* PROBLEM REQUIREMENTS *
Pick every line with "model" from the material below.

==========

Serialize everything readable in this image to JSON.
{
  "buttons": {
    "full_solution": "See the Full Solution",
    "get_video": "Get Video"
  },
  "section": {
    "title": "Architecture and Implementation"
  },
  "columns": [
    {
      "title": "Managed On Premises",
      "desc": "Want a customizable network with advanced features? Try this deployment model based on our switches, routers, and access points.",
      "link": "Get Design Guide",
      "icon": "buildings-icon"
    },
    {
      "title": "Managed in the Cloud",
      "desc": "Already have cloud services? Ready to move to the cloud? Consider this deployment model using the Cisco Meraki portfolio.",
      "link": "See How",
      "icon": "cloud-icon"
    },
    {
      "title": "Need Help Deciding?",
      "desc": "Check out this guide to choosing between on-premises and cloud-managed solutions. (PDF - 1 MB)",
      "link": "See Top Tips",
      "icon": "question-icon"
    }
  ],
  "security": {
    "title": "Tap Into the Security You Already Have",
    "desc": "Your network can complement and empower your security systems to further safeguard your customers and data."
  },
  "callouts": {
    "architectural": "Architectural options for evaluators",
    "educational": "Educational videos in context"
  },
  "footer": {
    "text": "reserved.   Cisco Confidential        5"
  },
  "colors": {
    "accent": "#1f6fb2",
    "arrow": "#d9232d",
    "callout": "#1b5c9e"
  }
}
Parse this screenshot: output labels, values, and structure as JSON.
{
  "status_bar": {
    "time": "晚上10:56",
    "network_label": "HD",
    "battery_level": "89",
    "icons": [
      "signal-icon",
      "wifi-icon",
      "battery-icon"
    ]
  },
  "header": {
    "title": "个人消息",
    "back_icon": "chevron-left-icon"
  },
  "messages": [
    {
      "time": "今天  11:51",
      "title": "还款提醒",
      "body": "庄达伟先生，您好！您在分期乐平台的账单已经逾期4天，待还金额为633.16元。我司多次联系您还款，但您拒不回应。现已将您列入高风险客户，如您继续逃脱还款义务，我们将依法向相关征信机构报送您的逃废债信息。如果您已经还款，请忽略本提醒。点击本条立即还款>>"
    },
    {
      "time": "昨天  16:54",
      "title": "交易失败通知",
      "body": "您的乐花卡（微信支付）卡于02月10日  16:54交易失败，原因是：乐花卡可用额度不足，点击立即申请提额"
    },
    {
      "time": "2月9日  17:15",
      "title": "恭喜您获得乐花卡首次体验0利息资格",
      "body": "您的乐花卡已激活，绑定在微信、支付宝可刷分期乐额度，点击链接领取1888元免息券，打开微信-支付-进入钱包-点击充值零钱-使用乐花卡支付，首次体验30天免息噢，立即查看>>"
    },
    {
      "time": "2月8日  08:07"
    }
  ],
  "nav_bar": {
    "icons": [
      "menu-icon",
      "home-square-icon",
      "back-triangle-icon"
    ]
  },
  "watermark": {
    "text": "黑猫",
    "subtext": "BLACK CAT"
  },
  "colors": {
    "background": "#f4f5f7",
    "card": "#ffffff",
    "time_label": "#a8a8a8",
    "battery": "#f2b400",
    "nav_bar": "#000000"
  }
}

==========

* RESPONSE TO THE TASK *
      "desc": "Want a customizable network with advanced features? Try this deployment model based on our switches, routers, and access points.",
      "desc": "Already have cloud services? Ready to move to the cloud? Consider this deployment model using the Cisco Meraki portfolio.",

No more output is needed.